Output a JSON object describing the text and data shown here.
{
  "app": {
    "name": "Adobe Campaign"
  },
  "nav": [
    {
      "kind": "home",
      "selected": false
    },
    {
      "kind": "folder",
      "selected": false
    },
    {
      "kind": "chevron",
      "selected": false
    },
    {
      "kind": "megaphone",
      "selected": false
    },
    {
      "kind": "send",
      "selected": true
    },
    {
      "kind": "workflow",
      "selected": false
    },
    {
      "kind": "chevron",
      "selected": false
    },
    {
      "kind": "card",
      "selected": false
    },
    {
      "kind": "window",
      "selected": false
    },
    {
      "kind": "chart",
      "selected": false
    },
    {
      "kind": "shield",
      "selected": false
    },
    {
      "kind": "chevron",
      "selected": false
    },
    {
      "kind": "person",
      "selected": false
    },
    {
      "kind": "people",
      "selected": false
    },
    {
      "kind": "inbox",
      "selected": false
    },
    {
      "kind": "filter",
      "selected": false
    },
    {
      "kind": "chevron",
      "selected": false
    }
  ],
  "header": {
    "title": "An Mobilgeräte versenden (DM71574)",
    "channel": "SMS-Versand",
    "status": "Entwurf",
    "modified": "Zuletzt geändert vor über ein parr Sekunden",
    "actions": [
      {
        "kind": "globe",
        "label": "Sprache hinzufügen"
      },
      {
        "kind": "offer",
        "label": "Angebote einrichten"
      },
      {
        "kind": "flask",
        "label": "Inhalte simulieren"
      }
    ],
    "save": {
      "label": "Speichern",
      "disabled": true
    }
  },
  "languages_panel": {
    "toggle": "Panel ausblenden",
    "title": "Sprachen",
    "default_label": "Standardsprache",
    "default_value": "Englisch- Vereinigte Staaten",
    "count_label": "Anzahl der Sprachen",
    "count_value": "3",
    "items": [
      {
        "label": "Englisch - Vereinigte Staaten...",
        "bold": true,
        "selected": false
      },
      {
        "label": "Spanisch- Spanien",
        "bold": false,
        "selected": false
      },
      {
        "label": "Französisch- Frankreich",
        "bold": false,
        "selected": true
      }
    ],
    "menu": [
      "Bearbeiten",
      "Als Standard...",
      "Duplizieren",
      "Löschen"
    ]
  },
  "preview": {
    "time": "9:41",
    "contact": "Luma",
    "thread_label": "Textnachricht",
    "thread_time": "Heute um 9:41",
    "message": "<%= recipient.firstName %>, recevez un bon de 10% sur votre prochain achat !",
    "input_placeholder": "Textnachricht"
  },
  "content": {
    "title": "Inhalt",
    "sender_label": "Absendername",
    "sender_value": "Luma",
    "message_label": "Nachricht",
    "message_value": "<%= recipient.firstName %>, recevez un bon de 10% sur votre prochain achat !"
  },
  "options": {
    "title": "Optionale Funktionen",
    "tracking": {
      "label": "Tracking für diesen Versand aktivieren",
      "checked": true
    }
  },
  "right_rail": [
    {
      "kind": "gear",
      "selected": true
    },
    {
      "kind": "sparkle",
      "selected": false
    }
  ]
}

========

■ Challenge:
Hand back the material above in full, exactly as written.

■ Exercise output:
Output a JSON object describing the text and data shown here.
{
  "app": {
    "name": "Adobe Campaign"
  },
  "nav": [
    {
      "kind": "home",
      "selected": false
    },
    {
      "kind": "folder",
      "selected": false
    },
    {
      "kind": "chevron",
      "selected": false
    },
    {
      "kind": "megaphone",
      "selected": false
    },
    {
      "kind": "send",
      "selected": true
    },
    {
      "kind": "workflow",
      "selected": false
    },
    {
      "kind": "chevron",
      "selected": false
    },
    {
      "kind": "card",
      "selected": false
    },
    {
      "kind": "window",
      "selected": false
    },
    {
      "kind": "chart",
      "selected": false
    },
    {
      "kind": "shield",
      "selected": false
    },
    {
      "kind": "chevron",
      "selected": false
    },
    {
      "kind": "person",
      "selected": false
    },
    {
      "kind": "people",
      "selected": false
    },
    {
      "kind": "inbox",
      "selected": false
    },
    {
      "kind": "filter",
      "selected": false
    },
    {
      "kind": "chevron",
      "selected": false
    }
  ],
  "header": {
    "title": "An Mobilgeräte versenden (DM71574)",
    "channel": "SMS-Versand",
    "status": "Entwurf",
    "modified": "Zuletzt geändert vor über ein parr Sekunden",
    "actions": [
      {
        "kind": "globe",
        "label": "Sprache hinzufügen"
      },
      {
        "kind": "offer",
        "label": "Angebote einrichten"
      },
      {
        "kind": "flask",
        "label": "Inhalte simulieren"
      }
    ],
    "save": {
      "label": "Speichern",
      "disabled": true
    }
  },
  "languages_panel": {
    "toggle": "Panel ausblenden",
    "title": "Sprachen",
    "default_label": "Standardsprache",
    "default_value": "Englisch- Vereinigte Staaten",
    "count_label": "Anzahl der Sprachen",
    "count_value": "3",
    "items": [
      {
        "label": "Englisch - Vereinigte Staaten...",
        "bold": true,
        "selected": false
      },
      {
        "label": "Spanisch- Spanien",
        "bold": false,
        "selected": false
      },
      {
        "label": "Französisch- Frankreich",
        "bold": false,
        "selected": true
      }
    ],
    "menu": [
      "Bearbeiten",
      "Als Standard...",
      "Duplizieren",
      "Löschen"
    ]
  },
  "preview": {
    "time": "9:41",
    "contact": "Luma",
    "thread_label": "Textnachricht",
    "thread_time": "Heute um 9:41",
    "message": "<%= recipient.firstName %>, recevez un bon de 10% sur votre prochain achat !",
    "input_placeholder": "Textnachricht"
  },
  "content": {
    "title": "Inhalt",
    "sender_label": "Absendername",
    "sender_value": "Luma",
    "message_label": "Nachricht",
    "message_value": "<%= recipient.firstName %>, recevez un bon de 10% sur votre prochain achat !"
  },
  "options": {
    "title": "Optionale Funktionen",
    "tracking": {
      "label": "Tracking für diesen Versand aktivieren",
      "checked": true
    }
  },
  "right_rail": [
    {
      "kind": "gear",
      "selected": true
    },
    {
      "kind": "sparkle",
      "selected": false
    }
  ]
}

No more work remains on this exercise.